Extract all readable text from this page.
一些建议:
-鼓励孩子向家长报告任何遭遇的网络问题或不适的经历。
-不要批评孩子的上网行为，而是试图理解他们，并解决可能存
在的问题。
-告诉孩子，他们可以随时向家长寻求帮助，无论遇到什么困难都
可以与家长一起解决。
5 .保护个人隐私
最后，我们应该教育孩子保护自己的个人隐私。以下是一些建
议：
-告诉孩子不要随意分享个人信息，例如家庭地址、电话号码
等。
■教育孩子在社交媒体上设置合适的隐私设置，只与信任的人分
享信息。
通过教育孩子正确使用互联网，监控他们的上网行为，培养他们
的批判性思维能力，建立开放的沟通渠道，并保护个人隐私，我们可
........
Exercise description -
Output the listing above word for word.

Right answer -
Extract all readable text from this page.
一些建议:
-鼓励孩子向家长报告任何遭遇的网络问题或不适的经历。
-不要批评孩子的上网行为，而是试图理解他们，并解决可能存
在的问题。
-告诉孩子，他们可以随时向家长寻求帮助，无论遇到什么困难都
可以与家长一起解决。
5 .保护个人隐私
最后，我们应该教育孩子保护自己的个人隐私。以下是一些建
议：
-告诉孩子不要随意分享个人信息，例如家庭地址、电话号码
等。
■教育孩子在社交媒体上设置合适的隐私设置，只与信任的人分
享信息。
通过教育孩子正确使用互联网，监控他们的上网行为，培养他们
的批判性思维能力，建立开放的沟通渠道，并保护个人隐私，我们可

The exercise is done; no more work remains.